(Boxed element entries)
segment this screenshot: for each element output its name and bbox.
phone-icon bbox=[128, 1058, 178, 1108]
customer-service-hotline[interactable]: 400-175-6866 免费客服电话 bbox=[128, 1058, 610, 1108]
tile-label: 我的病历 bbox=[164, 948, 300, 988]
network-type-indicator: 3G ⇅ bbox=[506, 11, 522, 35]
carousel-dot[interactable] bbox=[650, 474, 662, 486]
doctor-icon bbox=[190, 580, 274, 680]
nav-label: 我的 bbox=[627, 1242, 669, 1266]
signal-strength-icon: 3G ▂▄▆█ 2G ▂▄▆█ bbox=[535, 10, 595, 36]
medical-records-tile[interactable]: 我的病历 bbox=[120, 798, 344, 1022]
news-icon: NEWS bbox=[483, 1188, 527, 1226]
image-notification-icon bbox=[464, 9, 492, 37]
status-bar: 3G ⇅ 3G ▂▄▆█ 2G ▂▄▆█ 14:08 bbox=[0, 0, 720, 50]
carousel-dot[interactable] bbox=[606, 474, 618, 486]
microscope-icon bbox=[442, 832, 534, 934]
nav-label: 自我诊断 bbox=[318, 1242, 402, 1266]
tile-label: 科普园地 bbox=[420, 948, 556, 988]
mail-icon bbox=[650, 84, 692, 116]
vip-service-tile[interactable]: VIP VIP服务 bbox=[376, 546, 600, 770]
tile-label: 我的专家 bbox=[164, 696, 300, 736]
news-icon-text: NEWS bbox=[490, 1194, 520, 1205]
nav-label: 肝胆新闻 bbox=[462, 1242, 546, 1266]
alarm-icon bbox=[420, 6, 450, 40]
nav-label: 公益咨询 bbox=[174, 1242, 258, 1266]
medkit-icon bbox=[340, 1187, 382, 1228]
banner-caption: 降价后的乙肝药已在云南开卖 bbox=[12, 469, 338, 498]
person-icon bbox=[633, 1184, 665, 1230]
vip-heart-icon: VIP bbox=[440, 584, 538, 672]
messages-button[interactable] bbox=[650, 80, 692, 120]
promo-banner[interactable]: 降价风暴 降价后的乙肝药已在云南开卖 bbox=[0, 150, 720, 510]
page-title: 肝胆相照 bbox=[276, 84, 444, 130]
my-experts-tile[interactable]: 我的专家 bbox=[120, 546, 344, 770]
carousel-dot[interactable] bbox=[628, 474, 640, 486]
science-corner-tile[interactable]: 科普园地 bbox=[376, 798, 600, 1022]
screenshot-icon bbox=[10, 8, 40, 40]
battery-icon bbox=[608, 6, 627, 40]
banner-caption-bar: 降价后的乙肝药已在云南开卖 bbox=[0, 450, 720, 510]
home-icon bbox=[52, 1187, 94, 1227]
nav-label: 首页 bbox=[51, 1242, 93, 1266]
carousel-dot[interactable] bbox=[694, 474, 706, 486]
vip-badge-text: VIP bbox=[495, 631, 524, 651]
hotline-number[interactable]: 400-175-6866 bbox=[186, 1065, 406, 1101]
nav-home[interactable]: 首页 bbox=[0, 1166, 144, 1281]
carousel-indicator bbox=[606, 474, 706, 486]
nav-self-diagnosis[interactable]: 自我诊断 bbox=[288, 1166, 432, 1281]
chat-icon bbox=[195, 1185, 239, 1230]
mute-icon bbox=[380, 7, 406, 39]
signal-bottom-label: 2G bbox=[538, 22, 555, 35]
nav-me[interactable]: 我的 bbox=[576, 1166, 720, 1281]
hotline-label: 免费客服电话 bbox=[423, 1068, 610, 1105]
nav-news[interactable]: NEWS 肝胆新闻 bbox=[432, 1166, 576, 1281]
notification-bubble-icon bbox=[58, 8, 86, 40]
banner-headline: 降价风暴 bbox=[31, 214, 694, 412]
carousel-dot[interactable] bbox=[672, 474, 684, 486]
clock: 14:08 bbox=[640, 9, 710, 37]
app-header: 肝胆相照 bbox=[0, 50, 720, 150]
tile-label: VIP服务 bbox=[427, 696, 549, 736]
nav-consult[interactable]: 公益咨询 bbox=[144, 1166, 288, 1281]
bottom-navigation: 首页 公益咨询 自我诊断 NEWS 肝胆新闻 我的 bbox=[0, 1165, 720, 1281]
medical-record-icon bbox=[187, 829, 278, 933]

▸ **Your objective**
Pull every line from the material above and reproduce each one character for character, with no changes.

▸ **Result for this exercise**
segment this screenshot: for each element output its name and bbox.
phone-icon bbox=[128, 1058, 178, 1108]
customer-service-hotline[interactable]: 400-175-6866 免费客服电话 bbox=[128, 1058, 610, 1108]
tile-label: 我的病历 bbox=[164, 948, 300, 988]
network-type-indicator: 3G ⇅ bbox=[506, 11, 522, 35]
carousel-dot[interactable] bbox=[650, 474, 662, 486]
doctor-icon bbox=[190, 580, 274, 680]
nav-label: 我的 bbox=[627, 1242, 669, 1266]
signal-strength-icon: 3G ▂▄▆█ 2G ▂▄▆█ bbox=[535, 10, 595, 36]
medical-records-tile[interactable]: 我的病历 bbox=[120, 798, 344, 1022]
news-icon: NEWS bbox=[483, 1188, 527, 1226]
image-notification-icon bbox=[464, 9, 492, 37]
status-bar: 3G ⇅ 3G ▂▄▆█ 2G ▂▄▆█ 14:08 bbox=[0, 0, 720, 50]
carousel-dot[interactable] bbox=[606, 474, 618, 486]
microscope-icon bbox=[442, 832, 534, 934]
nav-label: 自我诊断 bbox=[318, 1242, 402, 1266]
tile-label: 科普园地 bbox=[420, 948, 556, 988]
mail-icon bbox=[650, 84, 692, 116]
vip-service-tile[interactable]: VIP VIP服务 bbox=[376, 546, 600, 770]
tile-label: 我的专家 bbox=[164, 696, 300, 736]
news-icon-text: NEWS bbox=[490, 1194, 520, 1205]
nav-label: 肝胆新闻 bbox=[462, 1242, 546, 1266]
alarm-icon bbox=[420, 6, 450, 40]
nav-label: 公益咨询 bbox=[174, 1242, 258, 1266]
medkit-icon bbox=[340, 1187, 382, 1228]
banner-caption: 降价后的乙肝药已在云南开卖 bbox=[12, 469, 338, 498]
person-icon bbox=[633, 1184, 665, 1230]
vip-heart-icon: VIP bbox=[440, 584, 538, 672]
messages-button[interactable] bbox=[650, 80, 692, 120]
promo-banner[interactable]: 降价风暴 降价后的乙肝药已在云南开卖 bbox=[0, 150, 720, 510]
page-title: 肝胆相照 bbox=[276, 84, 444, 130]
my-experts-tile[interactable]: 我的专家 bbox=[120, 546, 344, 770]
carousel-dot[interactable] bbox=[628, 474, 640, 486]
science-corner-tile[interactable]: 科普园地 bbox=[376, 798, 600, 1022]
screenshot-icon bbox=[10, 8, 40, 40]
battery-icon bbox=[608, 6, 627, 40]
banner-caption-bar: 降价后的乙肝药已在云南开卖 bbox=[0, 450, 720, 510]
home-icon bbox=[52, 1187, 94, 1227]
nav-label: 首页 bbox=[51, 1242, 93, 1266]
carousel-dot[interactable] bbox=[694, 474, 706, 486]
vip-badge-text: VIP bbox=[495, 631, 524, 651]
hotline-number[interactable]: 400-175-6866 bbox=[186, 1065, 406, 1101]
nav-home[interactable]: 首页 bbox=[0, 1166, 144, 1281]
carousel-indicator bbox=[606, 474, 706, 486]
nav-self-diagnosis[interactable]: 自我诊断 bbox=[288, 1166, 432, 1281]
chat-icon bbox=[195, 1185, 239, 1230]
mute-icon bbox=[380, 7, 406, 39]
signal-bottom-label: 2G bbox=[538, 22, 555, 35]
nav-me[interactable]: 我的 bbox=[576, 1166, 720, 1281]
hotline-label: 免费客服电话 bbox=[423, 1068, 610, 1105]
nav-news[interactable]: NEWS 肝胆新闻 bbox=[432, 1166, 576, 1281]
notification-bubble-icon bbox=[58, 8, 86, 40]
banner-headline: 降价风暴 bbox=[31, 214, 694, 412]
carousel-dot[interactable] bbox=[672, 474, 684, 486]
clock: 14:08 bbox=[640, 9, 710, 37]
app-header: 肝胆相照 bbox=[0, 50, 720, 150]
tile-label: VIP服务 bbox=[427, 696, 549, 736]
nav-consult[interactable]: 公益咨询 bbox=[144, 1166, 288, 1281]
bottom-navigation: 首页 公益咨询 自我诊断 NEWS 肝胆新闻 我的 bbox=[0, 1165, 720, 1281]
medical-record-icon bbox=[187, 829, 278, 933]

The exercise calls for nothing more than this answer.